YOUR GOAL = Repeat every entry in the listing below, exactly.

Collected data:
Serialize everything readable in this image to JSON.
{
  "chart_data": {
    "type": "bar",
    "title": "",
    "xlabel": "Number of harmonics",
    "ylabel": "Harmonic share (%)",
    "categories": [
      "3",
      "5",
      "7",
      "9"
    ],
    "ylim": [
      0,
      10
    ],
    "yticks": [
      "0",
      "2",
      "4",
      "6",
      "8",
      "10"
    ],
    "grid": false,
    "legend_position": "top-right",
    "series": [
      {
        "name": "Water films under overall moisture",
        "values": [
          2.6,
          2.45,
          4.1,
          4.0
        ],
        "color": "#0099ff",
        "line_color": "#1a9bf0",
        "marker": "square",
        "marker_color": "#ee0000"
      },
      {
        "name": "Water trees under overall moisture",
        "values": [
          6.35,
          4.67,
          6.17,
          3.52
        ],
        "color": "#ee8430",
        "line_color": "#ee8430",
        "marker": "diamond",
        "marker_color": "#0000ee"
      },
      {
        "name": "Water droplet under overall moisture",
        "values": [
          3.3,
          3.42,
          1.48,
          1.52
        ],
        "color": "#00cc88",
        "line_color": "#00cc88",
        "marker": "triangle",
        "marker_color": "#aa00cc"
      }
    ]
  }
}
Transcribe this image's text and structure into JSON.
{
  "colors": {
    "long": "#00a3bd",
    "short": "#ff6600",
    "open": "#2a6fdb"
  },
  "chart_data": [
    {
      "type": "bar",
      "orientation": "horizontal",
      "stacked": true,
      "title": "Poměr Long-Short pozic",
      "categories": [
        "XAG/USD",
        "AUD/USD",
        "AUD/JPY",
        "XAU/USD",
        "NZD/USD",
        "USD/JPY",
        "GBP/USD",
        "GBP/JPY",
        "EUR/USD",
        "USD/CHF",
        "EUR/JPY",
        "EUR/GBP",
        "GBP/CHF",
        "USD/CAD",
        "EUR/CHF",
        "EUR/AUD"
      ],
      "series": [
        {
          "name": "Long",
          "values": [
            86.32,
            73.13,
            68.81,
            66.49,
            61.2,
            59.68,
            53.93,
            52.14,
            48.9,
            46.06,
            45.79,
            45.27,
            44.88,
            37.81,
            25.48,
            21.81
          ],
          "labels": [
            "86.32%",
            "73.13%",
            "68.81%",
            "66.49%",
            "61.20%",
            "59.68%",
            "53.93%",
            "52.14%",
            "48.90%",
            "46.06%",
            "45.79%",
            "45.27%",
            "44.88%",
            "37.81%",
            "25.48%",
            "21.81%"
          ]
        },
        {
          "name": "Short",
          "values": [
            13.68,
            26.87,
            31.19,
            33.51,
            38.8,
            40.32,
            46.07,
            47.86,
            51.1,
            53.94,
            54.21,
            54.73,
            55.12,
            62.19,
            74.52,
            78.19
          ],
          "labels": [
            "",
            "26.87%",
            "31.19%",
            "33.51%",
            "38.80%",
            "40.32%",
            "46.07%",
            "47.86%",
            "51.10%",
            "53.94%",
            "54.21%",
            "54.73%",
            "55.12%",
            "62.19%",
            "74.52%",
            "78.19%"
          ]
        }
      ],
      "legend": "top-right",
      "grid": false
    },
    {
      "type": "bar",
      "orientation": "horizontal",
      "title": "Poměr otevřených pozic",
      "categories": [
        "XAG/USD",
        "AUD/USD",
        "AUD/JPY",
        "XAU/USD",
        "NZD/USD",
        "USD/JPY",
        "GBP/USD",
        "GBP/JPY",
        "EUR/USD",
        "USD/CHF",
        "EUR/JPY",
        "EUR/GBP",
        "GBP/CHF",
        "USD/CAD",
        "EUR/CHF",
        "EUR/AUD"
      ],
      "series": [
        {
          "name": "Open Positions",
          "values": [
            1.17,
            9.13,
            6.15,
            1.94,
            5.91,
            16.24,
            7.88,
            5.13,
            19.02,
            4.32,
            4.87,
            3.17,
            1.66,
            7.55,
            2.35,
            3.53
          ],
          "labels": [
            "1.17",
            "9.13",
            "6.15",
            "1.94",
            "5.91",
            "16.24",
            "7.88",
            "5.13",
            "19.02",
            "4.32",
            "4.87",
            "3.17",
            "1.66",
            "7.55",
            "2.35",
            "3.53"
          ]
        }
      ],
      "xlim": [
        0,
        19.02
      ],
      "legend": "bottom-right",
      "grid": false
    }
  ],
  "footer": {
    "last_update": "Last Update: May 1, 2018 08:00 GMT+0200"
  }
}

RESULT OF THIS TASK =
Serialize everything readable in this image to JSON.
{
  "chart_data": {
    "type": "bar",
    "title": "",
    "xlabel": "Number of harmonics",
    "ylabel": "Harmonic share (%)",
    "categories": [
      "3",
      "5",
      "7",
      "9"
    ],
    "ylim": [
      0,
      10
    ],
    "yticks": [
      "0",
      "2",
      "4",
      "6",
      "8",
      "10"
    ],
    "grid": false,
    "legend_position": "top-right",
    "series": [
      {
        "name": "Water films under overall moisture",
        "values": [
          2.6,
          2.45,
          4.1,
          4.0
        ],
        "color": "#0099ff",
        "line_color": "#1a9bf0",
        "marker": "square",
        "marker_color": "#ee0000"
      },
      {
        "name": "Water trees under overall moisture",
        "values": [
          6.35,
          4.67,
          6.17,
          3.52
        ],
        "color": "#ee8430",
        "line_color": "#ee8430",
        "marker": "diamond",
        "marker_color": "#0000ee"
      },
      {
        "name": "Water droplet under overall moisture",
        "values": [
          3.3,
          3.42,
          1.48,
          1.52
        ],
        "color": "#00cc88",
        "line_color": "#00cc88",
        "marker": "triangle",
        "marker_color": "#aa00cc"
      }
    ]
  }
}
Transcribe this image's text and structure into JSON.
{
  "colors": {
    "long": "#00a3bd",
    "short": "#ff6600",
    "open": "#2a6fdb"
  },
  "chart_data": [
    {
      "type": "bar",
      "orientation": "horizontal",
      "stacked": true,
      "title": "Poměr Long-Short pozic",
      "categories": [
        "XAG/USD",
        "AUD/USD",
        "AUD/JPY",
        "XAU/USD",
        "NZD/USD",
        "USD/JPY",
        "GBP/USD",
        "GBP/JPY",
        "EUR/USD",
        "USD/CHF",
        "EUR/JPY",
        "EUR/GBP",
        "GBP/CHF",
        "USD/CAD",
        "EUR/CHF",
        "EUR/AUD"
      ],
      "series": [
        {
          "name": "Long",
          "values": [
            86.32,
            73.13,
            68.81,
            66.49,
            61.2,
            59.68,
            53.93,
            52.14,
            48.9,
            46.06,
            45.79,
            45.27,
            44.88,
            37.81,
            25.48,
            21.81
          ],
          "labels": [
            "86.32%",
            "73.13%",
            "68.81%",
            "66.49%",
            "61.20%",
            "59.68%",
            "53.93%",
            "52.14%",
            "48.90%",
            "46.06%",
            "45.79%",
            "45.27%",
            "44.88%",
            "37.81%",
            "25.48%",
            "21.81%"
          ]
        },
        {
          "name": "Short",
          "values": [
            13.68,
            26.87,
            31.19,
            33.51,
            38.8,
            40.32,
            46.07,
            47.86,
            51.1,
            53.94,
            54.21,
            54.73,
            55.12,
            62.19,
            74.52,
            78.19
          ],
          "labels": [
            "",
            "26.87%",
            "31.19%",
            "33.51%",
            "38.80%",
            "40.32%",
            "46.07%",
            "47.86%",
            "51.10%",
            "53.94%",
            "54.21%",
            "54.73%",
            "55.12%",
            "62.19%",
            "74.52%",
            "78.19%"
          ]
        }
      ],
      "legend": "top-right",
      "grid": false
    },
    {
      "type": "bar",
      "orientation": "horizontal",
      "title": "Poměr otevřených pozic",
      "categories": [
        "XAG/USD",
        "AUD/USD",
        "AUD/JPY",
        "XAU/USD",
        "NZD/USD",
        "USD/JPY",
        "GBP/USD",
        "GBP/JPY",
        "EUR/USD",
        "USD/CHF",
        "EUR/JPY",
        "EUR/GBP",
        "GBP/CHF",
        "USD/CAD",
        "EUR/CHF",
        "EUR/AUD"
      ],
      "series": [
        {
          "name": "Open Positions",
          "values": [
            1.17,
            9.13,
            6.15,
            1.94,
            5.91,
            16.24,
            7.88,
            5.13,
            19.02,
            4.32,
            4.87,
            3.17,
            1.66,
            7.55,
            2.35,
            3.53
          ],
          "labels": [
            "1.17",
            "9.13",
            "6.15",
            "1.94",
            "5.91",
            "16.24",
            "7.88",
            "5.13",
            "19.02",
            "4.32",
            "4.87",
            "3.17",
            "1.66",
            "7.55",
            "2.35",
            "3.53"
          ]
        }
      ],
      "xlim": [
        0,
        19.02
      ],
      "legend": "bottom-right",
      "grid": false
    }
  ],
  "footer": {
    "last_update": "Last Update: May 1, 2018 08:00 GMT+0200"
  }
}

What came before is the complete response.